* _WHAT THIS TASK INVOLVES_
Pick out each line below containing "angle".
Begin DATASET CONTENT
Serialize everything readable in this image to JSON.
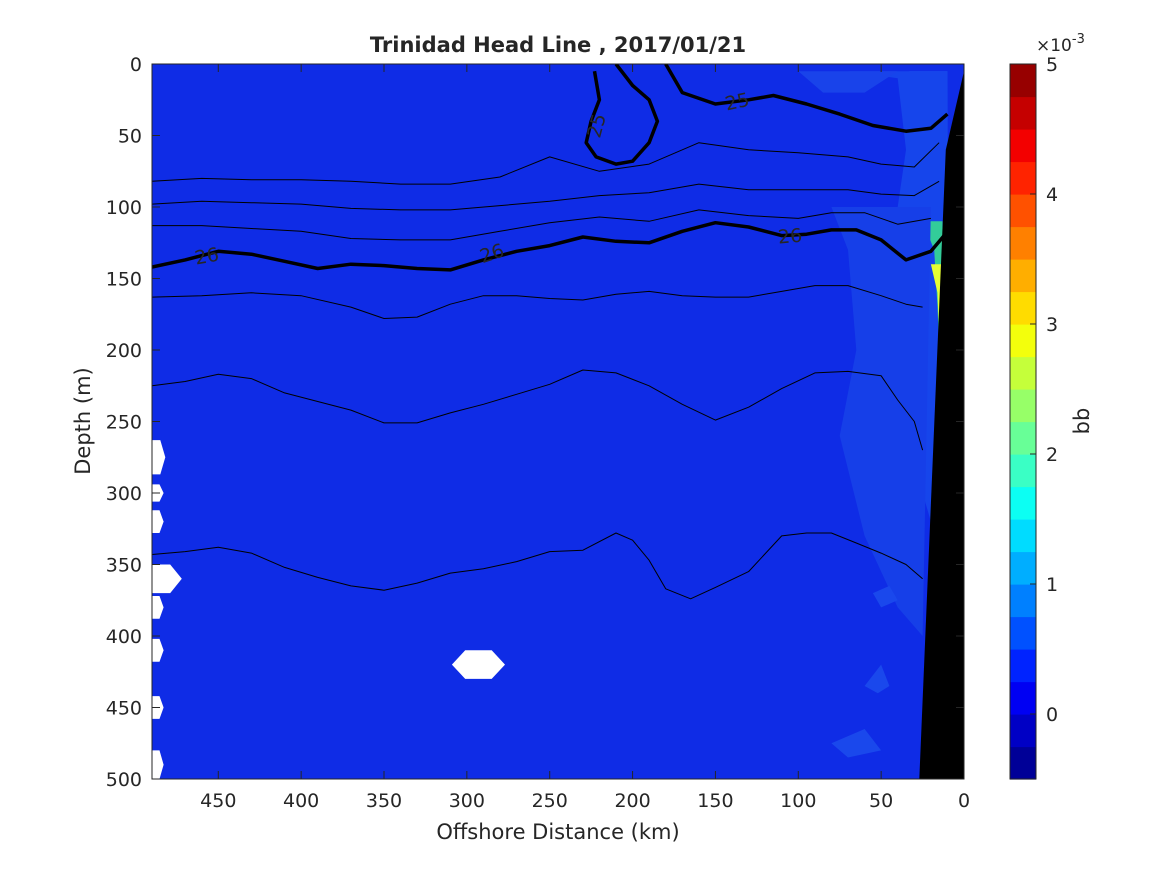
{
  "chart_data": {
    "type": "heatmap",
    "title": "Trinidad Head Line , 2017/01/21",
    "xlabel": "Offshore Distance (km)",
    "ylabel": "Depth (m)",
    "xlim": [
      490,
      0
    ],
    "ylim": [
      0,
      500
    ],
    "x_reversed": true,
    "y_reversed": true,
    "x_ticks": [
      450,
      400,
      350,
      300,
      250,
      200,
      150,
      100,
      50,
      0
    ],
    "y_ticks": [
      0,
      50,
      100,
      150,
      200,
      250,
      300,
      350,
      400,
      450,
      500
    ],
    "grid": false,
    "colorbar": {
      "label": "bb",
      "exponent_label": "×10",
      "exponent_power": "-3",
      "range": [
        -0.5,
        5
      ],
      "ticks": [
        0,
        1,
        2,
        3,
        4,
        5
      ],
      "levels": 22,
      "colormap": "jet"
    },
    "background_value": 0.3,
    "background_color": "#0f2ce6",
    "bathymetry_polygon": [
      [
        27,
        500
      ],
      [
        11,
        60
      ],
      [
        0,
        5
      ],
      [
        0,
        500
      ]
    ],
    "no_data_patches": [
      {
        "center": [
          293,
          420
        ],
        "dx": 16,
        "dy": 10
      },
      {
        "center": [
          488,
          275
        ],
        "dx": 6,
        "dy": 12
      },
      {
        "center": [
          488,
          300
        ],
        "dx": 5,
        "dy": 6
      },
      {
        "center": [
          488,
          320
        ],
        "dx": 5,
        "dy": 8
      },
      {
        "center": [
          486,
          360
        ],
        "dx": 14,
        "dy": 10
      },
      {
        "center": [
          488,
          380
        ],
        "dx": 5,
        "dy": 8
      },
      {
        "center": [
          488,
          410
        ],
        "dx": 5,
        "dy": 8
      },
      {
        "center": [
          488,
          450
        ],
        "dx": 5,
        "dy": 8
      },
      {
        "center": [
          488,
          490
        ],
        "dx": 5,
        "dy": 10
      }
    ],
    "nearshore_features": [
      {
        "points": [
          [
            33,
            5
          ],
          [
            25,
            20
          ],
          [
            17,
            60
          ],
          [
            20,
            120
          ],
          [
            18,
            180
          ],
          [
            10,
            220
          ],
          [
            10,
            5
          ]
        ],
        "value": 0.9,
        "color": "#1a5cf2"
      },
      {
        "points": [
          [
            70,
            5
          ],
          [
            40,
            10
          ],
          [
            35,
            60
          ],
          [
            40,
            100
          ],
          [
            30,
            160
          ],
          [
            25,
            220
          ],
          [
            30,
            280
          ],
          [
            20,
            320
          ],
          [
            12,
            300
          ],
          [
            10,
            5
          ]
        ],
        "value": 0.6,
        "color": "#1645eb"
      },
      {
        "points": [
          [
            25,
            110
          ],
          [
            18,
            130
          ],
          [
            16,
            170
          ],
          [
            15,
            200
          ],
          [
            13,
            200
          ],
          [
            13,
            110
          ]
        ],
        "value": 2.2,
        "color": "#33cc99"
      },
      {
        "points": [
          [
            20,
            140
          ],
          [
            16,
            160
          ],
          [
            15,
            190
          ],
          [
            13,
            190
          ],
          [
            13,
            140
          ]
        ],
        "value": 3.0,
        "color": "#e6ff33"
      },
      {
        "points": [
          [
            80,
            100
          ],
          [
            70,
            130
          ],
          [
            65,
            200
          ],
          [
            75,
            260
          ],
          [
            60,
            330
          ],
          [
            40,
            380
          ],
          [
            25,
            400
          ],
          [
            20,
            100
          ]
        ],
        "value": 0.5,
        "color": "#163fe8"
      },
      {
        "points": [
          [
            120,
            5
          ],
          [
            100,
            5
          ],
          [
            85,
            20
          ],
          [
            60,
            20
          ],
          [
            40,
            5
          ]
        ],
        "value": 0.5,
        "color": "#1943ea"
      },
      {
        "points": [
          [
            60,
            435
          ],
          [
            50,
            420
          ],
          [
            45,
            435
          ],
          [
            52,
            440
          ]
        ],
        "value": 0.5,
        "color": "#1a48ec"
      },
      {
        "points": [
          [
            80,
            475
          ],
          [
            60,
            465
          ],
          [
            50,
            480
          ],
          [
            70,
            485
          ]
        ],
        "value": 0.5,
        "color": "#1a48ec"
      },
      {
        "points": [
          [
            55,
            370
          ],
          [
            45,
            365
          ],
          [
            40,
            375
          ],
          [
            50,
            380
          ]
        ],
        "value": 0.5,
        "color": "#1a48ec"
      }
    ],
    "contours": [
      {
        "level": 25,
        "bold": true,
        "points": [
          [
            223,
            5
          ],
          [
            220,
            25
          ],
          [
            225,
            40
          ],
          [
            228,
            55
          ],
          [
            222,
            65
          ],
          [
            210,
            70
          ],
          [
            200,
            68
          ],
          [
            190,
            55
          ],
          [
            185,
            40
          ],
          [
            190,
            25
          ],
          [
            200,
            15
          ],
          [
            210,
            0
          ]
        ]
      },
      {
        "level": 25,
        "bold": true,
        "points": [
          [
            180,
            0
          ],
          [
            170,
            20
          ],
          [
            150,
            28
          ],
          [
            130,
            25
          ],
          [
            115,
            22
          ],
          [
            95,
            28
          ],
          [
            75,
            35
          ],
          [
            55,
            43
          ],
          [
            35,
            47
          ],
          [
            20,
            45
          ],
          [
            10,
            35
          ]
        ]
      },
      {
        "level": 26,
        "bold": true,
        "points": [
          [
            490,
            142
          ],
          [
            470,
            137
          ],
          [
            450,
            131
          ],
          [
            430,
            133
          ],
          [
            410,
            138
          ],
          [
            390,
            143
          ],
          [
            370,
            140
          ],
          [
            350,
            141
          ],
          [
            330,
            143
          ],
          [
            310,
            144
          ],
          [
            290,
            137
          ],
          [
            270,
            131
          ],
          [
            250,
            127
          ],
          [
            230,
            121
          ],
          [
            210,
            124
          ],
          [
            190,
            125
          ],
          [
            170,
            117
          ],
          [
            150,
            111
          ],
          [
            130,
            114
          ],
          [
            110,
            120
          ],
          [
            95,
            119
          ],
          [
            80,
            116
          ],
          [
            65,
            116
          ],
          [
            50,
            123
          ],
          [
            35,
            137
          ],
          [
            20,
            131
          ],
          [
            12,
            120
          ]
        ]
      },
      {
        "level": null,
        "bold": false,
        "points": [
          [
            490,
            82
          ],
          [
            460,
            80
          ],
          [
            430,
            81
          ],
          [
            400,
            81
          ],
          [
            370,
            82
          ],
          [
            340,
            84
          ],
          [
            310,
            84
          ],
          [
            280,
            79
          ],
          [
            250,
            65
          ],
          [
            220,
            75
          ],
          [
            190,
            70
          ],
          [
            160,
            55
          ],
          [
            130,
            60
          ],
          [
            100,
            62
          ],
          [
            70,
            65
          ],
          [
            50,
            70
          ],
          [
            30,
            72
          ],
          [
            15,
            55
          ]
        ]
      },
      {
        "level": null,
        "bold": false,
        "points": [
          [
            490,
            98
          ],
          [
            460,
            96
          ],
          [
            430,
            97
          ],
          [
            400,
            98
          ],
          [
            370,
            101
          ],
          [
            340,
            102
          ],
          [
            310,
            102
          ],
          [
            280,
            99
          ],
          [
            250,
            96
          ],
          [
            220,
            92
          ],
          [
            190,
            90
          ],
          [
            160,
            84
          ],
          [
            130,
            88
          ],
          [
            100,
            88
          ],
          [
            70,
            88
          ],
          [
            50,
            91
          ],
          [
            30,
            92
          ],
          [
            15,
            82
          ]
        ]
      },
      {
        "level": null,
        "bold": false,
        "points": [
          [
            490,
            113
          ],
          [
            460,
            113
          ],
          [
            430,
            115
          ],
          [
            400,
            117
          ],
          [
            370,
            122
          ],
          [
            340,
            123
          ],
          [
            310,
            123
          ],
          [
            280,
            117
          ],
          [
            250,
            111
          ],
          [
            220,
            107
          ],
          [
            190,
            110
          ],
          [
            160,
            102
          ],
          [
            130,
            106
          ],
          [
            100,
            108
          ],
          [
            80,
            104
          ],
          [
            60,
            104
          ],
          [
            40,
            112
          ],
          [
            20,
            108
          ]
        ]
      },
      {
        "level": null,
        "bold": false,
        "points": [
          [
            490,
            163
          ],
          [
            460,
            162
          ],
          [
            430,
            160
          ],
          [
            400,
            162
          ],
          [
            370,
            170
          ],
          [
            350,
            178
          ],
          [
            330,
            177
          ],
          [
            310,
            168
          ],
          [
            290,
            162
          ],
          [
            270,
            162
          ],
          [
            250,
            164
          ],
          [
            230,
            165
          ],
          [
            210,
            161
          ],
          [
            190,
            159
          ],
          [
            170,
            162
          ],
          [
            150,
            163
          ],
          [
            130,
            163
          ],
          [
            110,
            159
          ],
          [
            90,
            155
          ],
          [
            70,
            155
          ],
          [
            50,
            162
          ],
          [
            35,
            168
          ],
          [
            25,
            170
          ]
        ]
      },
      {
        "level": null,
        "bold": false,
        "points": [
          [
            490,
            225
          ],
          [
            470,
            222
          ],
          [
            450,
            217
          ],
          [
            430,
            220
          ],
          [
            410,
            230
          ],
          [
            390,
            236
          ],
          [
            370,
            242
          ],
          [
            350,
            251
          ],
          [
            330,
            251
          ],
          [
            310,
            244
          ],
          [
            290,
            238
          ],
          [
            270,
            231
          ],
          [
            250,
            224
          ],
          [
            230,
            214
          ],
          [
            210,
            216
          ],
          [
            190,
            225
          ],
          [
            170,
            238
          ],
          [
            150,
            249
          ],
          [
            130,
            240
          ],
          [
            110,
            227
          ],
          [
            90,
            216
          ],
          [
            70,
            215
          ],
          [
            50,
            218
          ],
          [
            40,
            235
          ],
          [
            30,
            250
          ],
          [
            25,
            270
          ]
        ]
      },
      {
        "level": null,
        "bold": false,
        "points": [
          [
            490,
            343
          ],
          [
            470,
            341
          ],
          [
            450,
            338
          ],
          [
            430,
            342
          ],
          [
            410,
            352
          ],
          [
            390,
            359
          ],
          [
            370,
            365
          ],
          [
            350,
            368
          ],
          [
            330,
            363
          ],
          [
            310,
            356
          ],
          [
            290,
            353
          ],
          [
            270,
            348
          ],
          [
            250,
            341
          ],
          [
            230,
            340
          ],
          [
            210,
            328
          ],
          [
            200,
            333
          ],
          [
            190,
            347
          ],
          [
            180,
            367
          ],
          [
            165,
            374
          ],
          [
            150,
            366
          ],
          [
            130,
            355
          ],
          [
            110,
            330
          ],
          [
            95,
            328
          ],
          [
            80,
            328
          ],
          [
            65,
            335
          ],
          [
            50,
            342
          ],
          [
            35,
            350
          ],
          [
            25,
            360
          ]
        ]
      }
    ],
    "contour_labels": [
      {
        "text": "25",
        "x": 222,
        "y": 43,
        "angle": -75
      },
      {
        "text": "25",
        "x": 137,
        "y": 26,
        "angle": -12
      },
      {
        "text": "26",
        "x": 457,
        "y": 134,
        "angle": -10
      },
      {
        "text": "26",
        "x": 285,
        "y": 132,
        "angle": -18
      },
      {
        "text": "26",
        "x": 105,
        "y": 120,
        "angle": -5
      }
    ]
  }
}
End DATASET CONTENT
* _TASK RESPONSE_
        "angle": -75
        "angle": -12
        "angle": -10
        "angle": -18
        "angle": -5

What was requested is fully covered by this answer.